WHAT YOU SHOULD DO: Locate each line holding the string "document" and copy it.

MATERIAL PROVIDED:
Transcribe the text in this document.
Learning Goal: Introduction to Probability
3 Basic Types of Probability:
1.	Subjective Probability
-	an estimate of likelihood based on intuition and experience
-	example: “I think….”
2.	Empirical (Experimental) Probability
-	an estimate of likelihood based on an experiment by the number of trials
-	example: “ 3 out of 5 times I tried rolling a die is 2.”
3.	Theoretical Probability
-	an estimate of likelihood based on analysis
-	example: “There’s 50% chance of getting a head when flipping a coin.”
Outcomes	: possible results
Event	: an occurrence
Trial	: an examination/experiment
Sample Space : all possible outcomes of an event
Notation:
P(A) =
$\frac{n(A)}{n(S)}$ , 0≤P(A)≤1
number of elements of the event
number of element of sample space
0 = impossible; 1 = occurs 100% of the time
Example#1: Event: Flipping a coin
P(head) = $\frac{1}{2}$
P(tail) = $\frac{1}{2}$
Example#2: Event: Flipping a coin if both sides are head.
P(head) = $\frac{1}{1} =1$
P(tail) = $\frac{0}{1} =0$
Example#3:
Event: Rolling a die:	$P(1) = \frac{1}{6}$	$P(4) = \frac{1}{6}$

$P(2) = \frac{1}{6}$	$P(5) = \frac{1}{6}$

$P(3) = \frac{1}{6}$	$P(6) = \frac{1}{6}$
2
...
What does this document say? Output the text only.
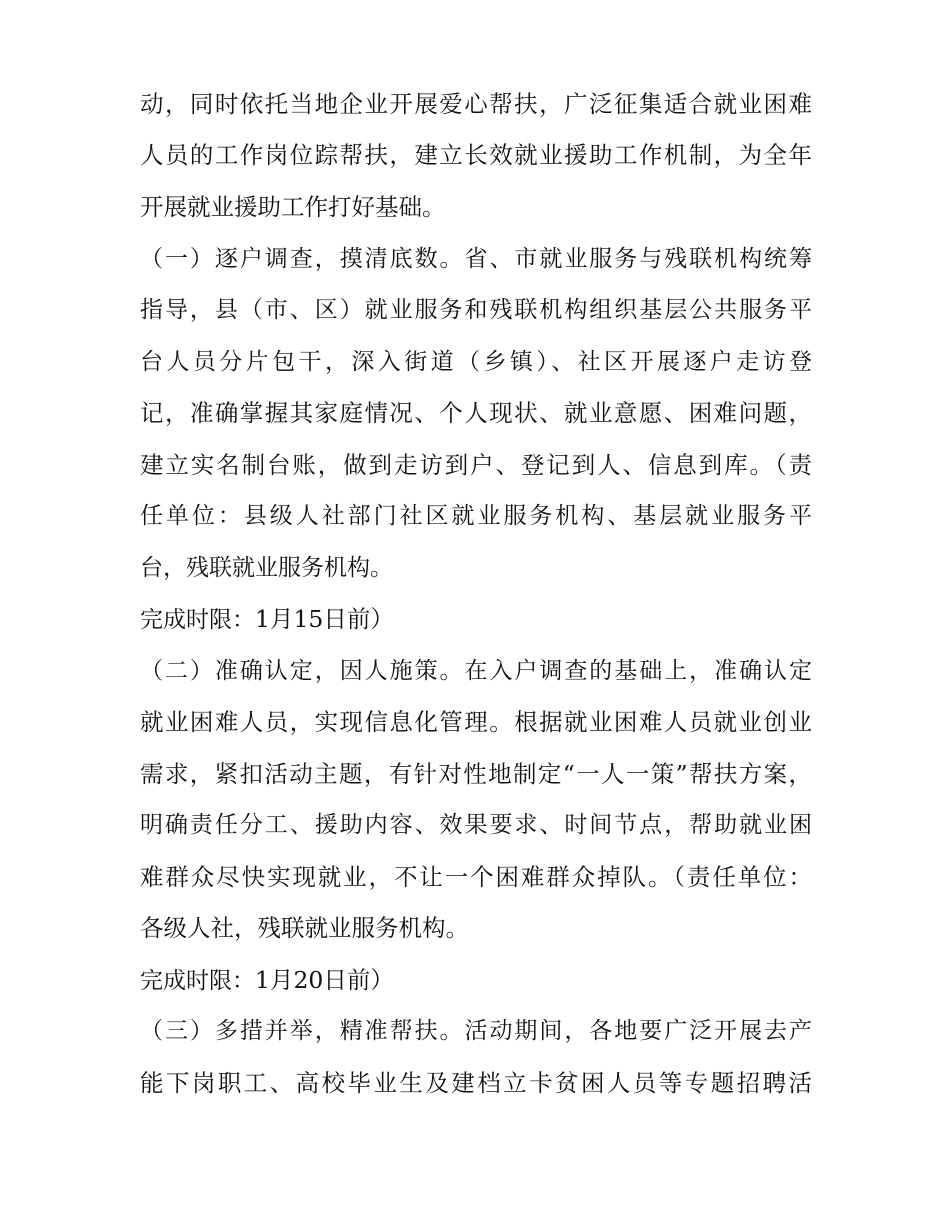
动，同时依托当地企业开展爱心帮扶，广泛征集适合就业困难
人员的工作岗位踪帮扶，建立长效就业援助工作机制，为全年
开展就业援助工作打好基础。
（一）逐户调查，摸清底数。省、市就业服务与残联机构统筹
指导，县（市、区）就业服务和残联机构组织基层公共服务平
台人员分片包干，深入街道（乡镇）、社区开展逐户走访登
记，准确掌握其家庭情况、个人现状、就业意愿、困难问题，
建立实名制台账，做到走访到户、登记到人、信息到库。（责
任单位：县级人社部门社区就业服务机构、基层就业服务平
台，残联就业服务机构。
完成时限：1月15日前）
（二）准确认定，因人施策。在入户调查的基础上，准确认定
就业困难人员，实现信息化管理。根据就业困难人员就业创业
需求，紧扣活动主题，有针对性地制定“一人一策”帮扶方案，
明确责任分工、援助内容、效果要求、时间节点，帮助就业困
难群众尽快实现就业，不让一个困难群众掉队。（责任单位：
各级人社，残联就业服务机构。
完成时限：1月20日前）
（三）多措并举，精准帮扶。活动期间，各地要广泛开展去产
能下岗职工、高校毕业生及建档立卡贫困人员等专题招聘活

RESULT OF THE TASK:
Transcribe the text in this document.
What does this document say? Output the text only.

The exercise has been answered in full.